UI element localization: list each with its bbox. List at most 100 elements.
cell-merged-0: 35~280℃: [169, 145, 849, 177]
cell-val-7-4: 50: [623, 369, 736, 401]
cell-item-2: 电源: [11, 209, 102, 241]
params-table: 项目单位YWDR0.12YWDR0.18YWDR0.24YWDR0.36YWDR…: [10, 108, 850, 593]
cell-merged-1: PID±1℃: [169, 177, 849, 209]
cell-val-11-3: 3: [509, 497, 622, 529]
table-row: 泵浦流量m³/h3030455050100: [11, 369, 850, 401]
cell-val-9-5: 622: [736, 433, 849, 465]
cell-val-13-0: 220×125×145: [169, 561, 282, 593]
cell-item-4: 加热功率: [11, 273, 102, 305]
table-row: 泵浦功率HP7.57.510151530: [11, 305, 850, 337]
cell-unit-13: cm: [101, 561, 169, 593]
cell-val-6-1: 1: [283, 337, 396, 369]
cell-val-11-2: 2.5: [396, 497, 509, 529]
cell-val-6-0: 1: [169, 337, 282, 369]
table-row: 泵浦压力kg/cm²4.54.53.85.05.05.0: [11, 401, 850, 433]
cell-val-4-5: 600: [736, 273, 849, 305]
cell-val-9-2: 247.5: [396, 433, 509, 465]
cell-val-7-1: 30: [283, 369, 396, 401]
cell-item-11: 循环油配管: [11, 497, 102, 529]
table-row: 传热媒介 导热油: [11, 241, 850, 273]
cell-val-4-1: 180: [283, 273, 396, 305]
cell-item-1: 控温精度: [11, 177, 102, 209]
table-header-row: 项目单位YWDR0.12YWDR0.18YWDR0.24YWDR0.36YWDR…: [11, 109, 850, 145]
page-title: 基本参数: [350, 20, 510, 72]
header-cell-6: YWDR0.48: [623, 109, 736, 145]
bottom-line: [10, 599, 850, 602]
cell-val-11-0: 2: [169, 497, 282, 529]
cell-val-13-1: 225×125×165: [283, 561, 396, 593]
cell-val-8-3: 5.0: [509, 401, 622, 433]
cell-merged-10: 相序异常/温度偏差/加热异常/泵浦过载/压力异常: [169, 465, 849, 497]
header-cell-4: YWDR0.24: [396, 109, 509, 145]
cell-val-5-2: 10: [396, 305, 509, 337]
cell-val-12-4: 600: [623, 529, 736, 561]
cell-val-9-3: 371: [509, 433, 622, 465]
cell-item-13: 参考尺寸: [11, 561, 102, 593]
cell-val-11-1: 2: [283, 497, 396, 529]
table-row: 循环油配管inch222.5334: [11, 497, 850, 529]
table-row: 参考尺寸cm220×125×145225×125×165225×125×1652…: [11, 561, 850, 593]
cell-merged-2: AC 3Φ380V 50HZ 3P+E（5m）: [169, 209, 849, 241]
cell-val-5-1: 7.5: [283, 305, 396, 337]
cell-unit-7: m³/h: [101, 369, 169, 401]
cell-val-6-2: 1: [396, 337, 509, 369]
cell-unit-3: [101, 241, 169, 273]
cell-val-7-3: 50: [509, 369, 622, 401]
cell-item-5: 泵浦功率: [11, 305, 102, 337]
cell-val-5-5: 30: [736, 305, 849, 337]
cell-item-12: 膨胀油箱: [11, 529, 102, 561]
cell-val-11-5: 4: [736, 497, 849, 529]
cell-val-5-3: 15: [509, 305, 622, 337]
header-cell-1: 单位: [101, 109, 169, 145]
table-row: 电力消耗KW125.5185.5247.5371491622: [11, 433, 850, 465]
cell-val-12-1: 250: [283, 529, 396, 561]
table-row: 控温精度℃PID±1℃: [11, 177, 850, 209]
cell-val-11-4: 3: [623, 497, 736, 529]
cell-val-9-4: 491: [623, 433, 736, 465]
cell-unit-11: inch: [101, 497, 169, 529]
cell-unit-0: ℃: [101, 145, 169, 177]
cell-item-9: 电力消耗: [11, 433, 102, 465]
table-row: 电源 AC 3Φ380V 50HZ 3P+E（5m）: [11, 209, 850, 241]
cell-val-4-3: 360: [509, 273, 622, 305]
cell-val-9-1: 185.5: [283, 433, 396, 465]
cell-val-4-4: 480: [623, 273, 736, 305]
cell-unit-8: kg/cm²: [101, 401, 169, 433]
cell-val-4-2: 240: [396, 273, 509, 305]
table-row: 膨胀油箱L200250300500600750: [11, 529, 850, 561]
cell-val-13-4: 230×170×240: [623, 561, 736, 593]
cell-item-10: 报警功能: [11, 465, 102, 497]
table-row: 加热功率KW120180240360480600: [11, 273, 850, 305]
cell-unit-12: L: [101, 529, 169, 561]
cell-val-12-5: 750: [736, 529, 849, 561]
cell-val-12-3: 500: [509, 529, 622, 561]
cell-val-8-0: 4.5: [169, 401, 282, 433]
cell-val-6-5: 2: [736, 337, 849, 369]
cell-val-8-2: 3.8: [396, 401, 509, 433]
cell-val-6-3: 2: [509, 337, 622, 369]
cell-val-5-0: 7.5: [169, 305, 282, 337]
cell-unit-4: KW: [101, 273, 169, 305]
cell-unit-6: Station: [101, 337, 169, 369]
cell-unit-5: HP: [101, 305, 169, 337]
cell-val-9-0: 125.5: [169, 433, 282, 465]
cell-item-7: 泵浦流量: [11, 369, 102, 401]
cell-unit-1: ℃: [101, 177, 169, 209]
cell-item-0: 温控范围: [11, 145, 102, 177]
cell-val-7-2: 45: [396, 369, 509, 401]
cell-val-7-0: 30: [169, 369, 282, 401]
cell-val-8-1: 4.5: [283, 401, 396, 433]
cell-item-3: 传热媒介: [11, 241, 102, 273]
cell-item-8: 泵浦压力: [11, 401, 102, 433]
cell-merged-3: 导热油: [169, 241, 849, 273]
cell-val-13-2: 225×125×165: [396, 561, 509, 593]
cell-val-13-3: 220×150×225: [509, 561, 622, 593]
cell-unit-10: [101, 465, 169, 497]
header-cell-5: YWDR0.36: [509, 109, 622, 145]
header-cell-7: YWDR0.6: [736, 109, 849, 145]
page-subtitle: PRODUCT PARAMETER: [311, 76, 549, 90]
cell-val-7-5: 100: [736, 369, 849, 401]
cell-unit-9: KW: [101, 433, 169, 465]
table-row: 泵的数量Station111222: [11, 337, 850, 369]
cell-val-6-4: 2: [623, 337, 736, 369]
####
◆ Stated task ◆
Reproduce every one of the lines above verbatim, in the same order.

◆ Solution for this problem ◆
UI element localization: list each with its bbox. List at most 100 elements.
cell-merged-0: 35~280℃: [169, 145, 849, 177]
cell-val-7-4: 50: [623, 369, 736, 401]
cell-item-2: 电源: [11, 209, 102, 241]
params-table: 项目单位YWDR0.12YWDR0.18YWDR0.24YWDR0.36YWDR…: [10, 108, 850, 593]
cell-merged-1: PID±1℃: [169, 177, 849, 209]
cell-val-11-3: 3: [509, 497, 622, 529]
table-row: 泵浦流量m³/h3030455050100: [11, 369, 850, 401]
cell-val-9-5: 622: [736, 433, 849, 465]
cell-val-13-0: 220×125×145: [169, 561, 282, 593]
cell-item-4: 加热功率: [11, 273, 102, 305]
table-row: 泵浦功率HP7.57.510151530: [11, 305, 850, 337]
cell-unit-13: cm: [101, 561, 169, 593]
cell-val-6-1: 1: [283, 337, 396, 369]
cell-val-11-2: 2.5: [396, 497, 509, 529]
cell-val-6-0: 1: [169, 337, 282, 369]
table-row: 泵浦压力kg/cm²4.54.53.85.05.05.0: [11, 401, 850, 433]
cell-val-4-5: 600: [736, 273, 849, 305]
cell-val-9-2: 247.5: [396, 433, 509, 465]
cell-val-7-1: 30: [283, 369, 396, 401]
cell-item-11: 循环油配管: [11, 497, 102, 529]
table-row: 传热媒介 导热油: [11, 241, 850, 273]
cell-val-4-1: 180: [283, 273, 396, 305]
cell-item-1: 控温精度: [11, 177, 102, 209]
table-header-row: 项目单位YWDR0.12YWDR0.18YWDR0.24YWDR0.36YWDR…: [11, 109, 850, 145]
page-title: 基本参数: [350, 20, 510, 72]
header-cell-6: YWDR0.48: [623, 109, 736, 145]
bottom-line: [10, 599, 850, 602]
cell-val-11-0: 2: [169, 497, 282, 529]
cell-val-13-1: 225×125×165: [283, 561, 396, 593]
cell-val-8-3: 5.0: [509, 401, 622, 433]
cell-merged-10: 相序异常/温度偏差/加热异常/泵浦过载/压力异常: [169, 465, 849, 497]
header-cell-4: YWDR0.24: [396, 109, 509, 145]
cell-val-5-2: 10: [396, 305, 509, 337]
cell-val-12-4: 600: [623, 529, 736, 561]
cell-val-9-3: 371: [509, 433, 622, 465]
cell-item-13: 参考尺寸: [11, 561, 102, 593]
cell-val-11-1: 2: [283, 497, 396, 529]
table-row: 循环油配管inch222.5334: [11, 497, 850, 529]
table-row: 参考尺寸cm220×125×145225×125×165225×125×1652…: [11, 561, 850, 593]
cell-merged-2: AC 3Φ380V 50HZ 3P+E（5m）: [169, 209, 849, 241]
cell-val-5-1: 7.5: [283, 305, 396, 337]
cell-unit-7: m³/h: [101, 369, 169, 401]
cell-val-6-2: 1: [396, 337, 509, 369]
cell-unit-3: [101, 241, 169, 273]
cell-val-7-3: 50: [509, 369, 622, 401]
cell-item-5: 泵浦功率: [11, 305, 102, 337]
cell-val-5-5: 30: [736, 305, 849, 337]
cell-item-12: 膨胀油箱: [11, 529, 102, 561]
cell-val-11-5: 4: [736, 497, 849, 529]
cell-val-5-3: 15: [509, 305, 622, 337]
header-cell-1: 单位: [101, 109, 169, 145]
table-row: 电力消耗KW125.5185.5247.5371491622: [11, 433, 850, 465]
cell-val-12-1: 250: [283, 529, 396, 561]
table-row: 控温精度℃PID±1℃: [11, 177, 850, 209]
cell-val-11-4: 3: [623, 497, 736, 529]
cell-val-9-4: 491: [623, 433, 736, 465]
cell-unit-11: inch: [101, 497, 169, 529]
cell-unit-0: ℃: [101, 145, 169, 177]
cell-item-9: 电力消耗: [11, 433, 102, 465]
table-row: 电源 AC 3Φ380V 50HZ 3P+E（5m）: [11, 209, 850, 241]
cell-val-4-3: 360: [509, 273, 622, 305]
cell-val-9-1: 185.5: [283, 433, 396, 465]
cell-val-4-4: 480: [623, 273, 736, 305]
cell-unit-8: kg/cm²: [101, 401, 169, 433]
cell-val-4-2: 240: [396, 273, 509, 305]
table-row: 膨胀油箱L200250300500600750: [11, 529, 850, 561]
cell-val-13-4: 230×170×240: [623, 561, 736, 593]
cell-item-10: 报警功能: [11, 465, 102, 497]
table-row: 加热功率KW120180240360480600: [11, 273, 850, 305]
cell-unit-12: L: [101, 529, 169, 561]
cell-val-12-5: 750: [736, 529, 849, 561]
cell-val-12-3: 500: [509, 529, 622, 561]
cell-val-8-0: 4.5: [169, 401, 282, 433]
cell-val-6-5: 2: [736, 337, 849, 369]
cell-val-8-2: 3.8: [396, 401, 509, 433]
cell-val-6-3: 2: [509, 337, 622, 369]
cell-val-5-0: 7.5: [169, 305, 282, 337]
cell-unit-4: KW: [101, 273, 169, 305]
cell-unit-6: Station: [101, 337, 169, 369]
cell-unit-5: HP: [101, 305, 169, 337]
cell-val-9-0: 125.5: [169, 433, 282, 465]
cell-item-7: 泵浦流量: [11, 369, 102, 401]
cell-unit-1: ℃: [101, 177, 169, 209]
cell-item-0: 温控范围: [11, 145, 102, 177]
cell-val-7-2: 45: [396, 369, 509, 401]
cell-val-7-0: 30: [169, 369, 282, 401]
cell-val-8-1: 4.5: [283, 401, 396, 433]
cell-item-3: 传热媒介: [11, 241, 102, 273]
cell-item-8: 泵浦压力: [11, 401, 102, 433]
cell-merged-3: 导热油: [169, 241, 849, 273]
cell-val-13-2: 225×125×165: [396, 561, 509, 593]
cell-val-13-3: 220×150×225: [509, 561, 622, 593]
cell-unit-10: [101, 465, 169, 497]
header-cell-5: YWDR0.36: [509, 109, 622, 145]
header-cell-7: YWDR0.6: [736, 109, 849, 145]
page-subtitle: PRODUCT PARAMETER: [311, 76, 549, 90]
cell-val-7-5: 100: [736, 369, 849, 401]
cell-unit-9: KW: [101, 433, 169, 465]
table-row: 泵的数量Station111222: [11, 337, 850, 369]
cell-val-6-4: 2: [623, 337, 736, 369]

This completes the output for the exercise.